## SOURCE DATA
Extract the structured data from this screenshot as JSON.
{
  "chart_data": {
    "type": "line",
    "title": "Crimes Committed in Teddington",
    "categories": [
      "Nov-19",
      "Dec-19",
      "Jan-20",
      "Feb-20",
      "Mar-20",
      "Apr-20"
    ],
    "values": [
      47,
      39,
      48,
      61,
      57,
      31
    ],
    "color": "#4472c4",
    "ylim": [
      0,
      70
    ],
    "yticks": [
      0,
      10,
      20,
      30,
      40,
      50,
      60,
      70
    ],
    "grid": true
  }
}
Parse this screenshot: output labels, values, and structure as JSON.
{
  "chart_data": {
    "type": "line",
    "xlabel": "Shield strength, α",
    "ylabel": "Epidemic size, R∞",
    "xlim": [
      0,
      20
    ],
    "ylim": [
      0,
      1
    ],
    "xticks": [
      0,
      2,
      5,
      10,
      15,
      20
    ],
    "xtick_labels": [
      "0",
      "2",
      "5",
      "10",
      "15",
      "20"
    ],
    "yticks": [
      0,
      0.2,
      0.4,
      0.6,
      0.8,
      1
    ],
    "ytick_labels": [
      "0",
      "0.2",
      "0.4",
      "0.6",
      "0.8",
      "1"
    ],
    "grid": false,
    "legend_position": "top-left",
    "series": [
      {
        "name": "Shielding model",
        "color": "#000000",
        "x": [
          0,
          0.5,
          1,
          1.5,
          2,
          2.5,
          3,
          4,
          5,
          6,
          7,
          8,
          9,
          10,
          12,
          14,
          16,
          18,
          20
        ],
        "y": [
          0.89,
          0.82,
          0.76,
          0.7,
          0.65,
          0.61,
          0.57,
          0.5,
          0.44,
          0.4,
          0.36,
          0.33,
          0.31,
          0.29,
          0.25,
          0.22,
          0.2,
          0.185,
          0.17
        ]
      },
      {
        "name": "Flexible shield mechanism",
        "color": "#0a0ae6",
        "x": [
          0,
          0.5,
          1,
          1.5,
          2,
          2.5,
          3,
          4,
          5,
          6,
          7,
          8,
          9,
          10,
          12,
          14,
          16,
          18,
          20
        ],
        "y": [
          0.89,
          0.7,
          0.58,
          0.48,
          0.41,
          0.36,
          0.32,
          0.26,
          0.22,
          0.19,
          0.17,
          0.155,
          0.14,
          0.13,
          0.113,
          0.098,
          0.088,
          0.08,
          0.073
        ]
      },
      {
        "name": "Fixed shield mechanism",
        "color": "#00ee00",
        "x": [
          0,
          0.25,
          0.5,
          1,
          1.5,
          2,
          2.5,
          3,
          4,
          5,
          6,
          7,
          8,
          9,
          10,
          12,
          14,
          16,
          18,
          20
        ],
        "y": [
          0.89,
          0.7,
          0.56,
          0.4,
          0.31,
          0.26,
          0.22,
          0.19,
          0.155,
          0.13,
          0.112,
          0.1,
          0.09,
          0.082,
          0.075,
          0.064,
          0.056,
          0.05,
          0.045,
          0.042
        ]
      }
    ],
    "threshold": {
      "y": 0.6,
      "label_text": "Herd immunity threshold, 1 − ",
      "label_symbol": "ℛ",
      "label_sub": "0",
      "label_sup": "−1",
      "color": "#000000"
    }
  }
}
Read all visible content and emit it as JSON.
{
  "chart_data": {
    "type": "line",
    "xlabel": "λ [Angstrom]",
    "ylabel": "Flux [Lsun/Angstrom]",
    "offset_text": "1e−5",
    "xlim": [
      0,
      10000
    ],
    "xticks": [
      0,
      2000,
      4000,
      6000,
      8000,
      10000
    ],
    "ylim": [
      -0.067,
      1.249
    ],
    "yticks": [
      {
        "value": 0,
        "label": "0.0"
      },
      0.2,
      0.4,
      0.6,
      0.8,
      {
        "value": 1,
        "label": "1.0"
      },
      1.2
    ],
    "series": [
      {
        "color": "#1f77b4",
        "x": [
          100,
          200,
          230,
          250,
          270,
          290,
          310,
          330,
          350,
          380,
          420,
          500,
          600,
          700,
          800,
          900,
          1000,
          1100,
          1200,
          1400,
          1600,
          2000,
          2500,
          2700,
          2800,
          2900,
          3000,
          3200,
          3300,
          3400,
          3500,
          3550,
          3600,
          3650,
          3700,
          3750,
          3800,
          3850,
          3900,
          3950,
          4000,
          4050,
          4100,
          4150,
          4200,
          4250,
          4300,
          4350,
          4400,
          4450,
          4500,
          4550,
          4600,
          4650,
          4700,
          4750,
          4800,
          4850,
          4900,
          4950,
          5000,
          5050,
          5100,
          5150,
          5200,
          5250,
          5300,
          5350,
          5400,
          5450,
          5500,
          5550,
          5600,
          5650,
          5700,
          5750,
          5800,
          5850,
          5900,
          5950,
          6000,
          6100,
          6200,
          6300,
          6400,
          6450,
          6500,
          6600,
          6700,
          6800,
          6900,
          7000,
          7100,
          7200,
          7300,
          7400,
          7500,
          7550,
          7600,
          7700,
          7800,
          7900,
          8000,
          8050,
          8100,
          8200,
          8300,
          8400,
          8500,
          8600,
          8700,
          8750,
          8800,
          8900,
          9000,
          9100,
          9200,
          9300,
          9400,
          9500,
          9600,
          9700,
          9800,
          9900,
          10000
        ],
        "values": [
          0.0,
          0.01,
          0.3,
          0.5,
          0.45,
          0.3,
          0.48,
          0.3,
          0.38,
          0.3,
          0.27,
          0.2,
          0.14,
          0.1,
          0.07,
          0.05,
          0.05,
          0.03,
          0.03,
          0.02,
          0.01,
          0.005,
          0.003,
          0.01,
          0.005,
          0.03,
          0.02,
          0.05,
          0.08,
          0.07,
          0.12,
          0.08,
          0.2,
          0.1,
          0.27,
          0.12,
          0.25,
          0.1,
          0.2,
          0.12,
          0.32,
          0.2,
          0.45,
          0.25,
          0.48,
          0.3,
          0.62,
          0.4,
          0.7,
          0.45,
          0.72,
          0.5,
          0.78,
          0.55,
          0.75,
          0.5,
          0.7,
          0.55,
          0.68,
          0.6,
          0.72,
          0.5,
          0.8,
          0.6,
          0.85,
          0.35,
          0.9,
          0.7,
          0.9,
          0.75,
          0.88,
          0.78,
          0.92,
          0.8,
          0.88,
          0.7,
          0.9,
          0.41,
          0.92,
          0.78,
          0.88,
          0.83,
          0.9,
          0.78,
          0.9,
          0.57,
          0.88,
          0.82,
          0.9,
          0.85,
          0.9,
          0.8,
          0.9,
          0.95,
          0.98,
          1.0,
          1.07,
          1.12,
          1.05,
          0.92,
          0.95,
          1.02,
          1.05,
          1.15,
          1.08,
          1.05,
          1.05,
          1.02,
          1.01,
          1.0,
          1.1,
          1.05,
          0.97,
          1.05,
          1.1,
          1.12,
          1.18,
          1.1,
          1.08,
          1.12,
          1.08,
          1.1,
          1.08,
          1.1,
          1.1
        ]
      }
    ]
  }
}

* * *

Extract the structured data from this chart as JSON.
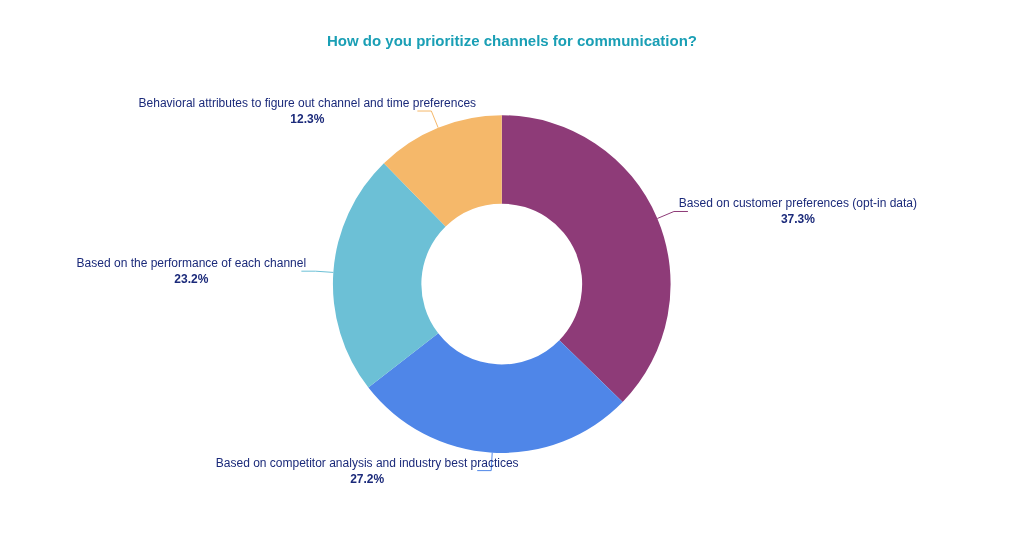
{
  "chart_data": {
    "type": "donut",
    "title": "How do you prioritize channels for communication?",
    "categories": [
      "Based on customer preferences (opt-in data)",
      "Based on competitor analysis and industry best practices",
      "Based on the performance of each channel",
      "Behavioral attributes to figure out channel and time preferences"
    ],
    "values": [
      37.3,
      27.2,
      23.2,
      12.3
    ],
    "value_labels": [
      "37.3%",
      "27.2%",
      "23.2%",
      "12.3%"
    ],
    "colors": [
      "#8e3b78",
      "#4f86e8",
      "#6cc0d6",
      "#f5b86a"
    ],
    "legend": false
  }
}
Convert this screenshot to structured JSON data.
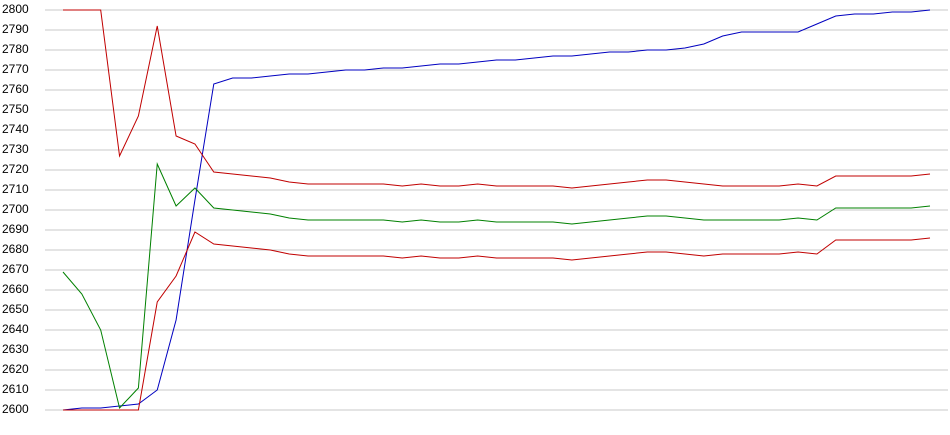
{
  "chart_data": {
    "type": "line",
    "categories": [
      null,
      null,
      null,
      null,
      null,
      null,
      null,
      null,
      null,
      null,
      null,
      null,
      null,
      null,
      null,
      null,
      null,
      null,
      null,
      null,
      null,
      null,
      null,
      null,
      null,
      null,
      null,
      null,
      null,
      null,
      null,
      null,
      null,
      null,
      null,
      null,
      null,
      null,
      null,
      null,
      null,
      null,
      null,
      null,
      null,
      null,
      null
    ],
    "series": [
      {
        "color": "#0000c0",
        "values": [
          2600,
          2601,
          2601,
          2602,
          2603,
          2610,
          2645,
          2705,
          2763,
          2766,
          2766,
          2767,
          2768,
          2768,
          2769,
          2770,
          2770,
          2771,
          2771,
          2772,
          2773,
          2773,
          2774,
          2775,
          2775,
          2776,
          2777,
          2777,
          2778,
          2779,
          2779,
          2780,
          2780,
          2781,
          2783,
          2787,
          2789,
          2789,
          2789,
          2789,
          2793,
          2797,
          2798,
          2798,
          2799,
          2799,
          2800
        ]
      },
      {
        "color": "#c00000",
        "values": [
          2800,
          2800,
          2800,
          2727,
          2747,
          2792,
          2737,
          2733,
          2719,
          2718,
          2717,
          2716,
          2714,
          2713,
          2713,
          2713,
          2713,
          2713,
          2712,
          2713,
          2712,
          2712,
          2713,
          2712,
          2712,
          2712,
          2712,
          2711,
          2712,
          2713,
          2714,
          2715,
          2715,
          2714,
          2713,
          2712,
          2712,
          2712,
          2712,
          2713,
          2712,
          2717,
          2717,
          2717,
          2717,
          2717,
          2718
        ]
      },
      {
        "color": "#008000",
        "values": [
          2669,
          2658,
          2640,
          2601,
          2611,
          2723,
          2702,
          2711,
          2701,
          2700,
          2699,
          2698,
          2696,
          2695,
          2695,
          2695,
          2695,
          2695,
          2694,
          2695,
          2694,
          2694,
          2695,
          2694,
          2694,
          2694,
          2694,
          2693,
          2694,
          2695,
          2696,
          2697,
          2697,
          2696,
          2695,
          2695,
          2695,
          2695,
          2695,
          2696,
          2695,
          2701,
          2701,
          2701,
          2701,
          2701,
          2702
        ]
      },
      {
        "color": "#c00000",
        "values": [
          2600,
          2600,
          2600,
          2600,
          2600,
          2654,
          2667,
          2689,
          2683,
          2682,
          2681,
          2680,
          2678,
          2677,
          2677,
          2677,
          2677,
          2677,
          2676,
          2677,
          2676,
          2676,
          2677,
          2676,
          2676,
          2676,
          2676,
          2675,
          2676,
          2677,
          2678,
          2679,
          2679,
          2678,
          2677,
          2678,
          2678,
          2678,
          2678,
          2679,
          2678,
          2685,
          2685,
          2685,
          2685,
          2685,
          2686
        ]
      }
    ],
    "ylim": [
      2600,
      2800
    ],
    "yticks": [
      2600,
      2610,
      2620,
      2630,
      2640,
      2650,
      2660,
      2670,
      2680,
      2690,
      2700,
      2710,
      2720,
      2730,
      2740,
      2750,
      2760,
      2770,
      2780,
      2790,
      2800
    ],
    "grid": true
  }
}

---

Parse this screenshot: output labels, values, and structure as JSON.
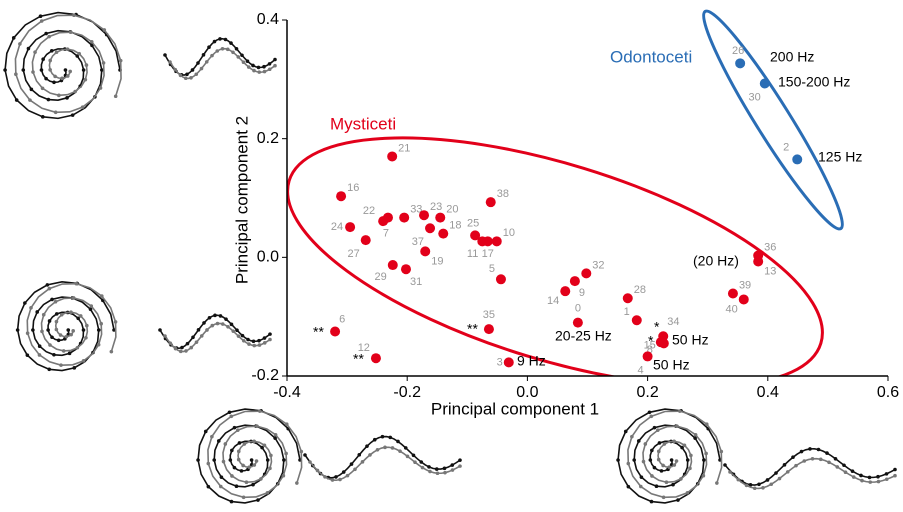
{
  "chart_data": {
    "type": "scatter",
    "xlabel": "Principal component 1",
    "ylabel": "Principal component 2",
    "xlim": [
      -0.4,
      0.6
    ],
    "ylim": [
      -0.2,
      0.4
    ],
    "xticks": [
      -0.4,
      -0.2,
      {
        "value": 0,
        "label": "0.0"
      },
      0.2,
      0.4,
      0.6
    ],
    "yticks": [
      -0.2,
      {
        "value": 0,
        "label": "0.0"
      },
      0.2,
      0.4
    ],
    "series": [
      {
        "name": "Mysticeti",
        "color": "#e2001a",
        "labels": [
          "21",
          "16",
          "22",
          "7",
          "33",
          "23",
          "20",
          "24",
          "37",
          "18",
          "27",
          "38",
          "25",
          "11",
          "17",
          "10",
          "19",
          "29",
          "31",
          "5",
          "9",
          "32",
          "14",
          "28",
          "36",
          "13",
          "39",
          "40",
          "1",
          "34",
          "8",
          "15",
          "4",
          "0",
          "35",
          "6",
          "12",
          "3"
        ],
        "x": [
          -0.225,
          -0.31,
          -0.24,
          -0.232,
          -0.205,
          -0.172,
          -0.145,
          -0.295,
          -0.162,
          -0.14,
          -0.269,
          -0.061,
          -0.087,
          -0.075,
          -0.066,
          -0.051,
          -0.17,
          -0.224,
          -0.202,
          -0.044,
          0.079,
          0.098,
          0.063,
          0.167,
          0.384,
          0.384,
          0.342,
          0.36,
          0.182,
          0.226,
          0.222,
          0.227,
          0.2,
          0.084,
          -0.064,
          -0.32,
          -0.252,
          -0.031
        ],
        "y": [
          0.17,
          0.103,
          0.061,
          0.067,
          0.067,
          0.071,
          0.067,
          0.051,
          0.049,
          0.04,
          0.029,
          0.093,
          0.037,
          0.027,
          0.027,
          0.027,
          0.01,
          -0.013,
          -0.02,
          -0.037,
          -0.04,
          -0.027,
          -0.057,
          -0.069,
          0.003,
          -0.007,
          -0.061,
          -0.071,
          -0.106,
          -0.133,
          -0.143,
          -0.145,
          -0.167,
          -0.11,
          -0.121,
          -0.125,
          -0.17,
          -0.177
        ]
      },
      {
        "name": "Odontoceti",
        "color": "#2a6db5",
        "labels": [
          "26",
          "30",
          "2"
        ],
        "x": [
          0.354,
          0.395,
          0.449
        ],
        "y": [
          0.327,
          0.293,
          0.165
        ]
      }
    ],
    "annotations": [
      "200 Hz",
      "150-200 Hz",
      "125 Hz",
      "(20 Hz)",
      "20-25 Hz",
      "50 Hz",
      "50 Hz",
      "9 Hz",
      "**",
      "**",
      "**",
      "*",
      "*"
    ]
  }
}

## EXERCISE
Locate all lines holding the word "component", then copy them out.

## SOLUTION TO THIS PROBLEM
    "xlabel": "Principal component 1",
    "ylabel": "Principal component 2",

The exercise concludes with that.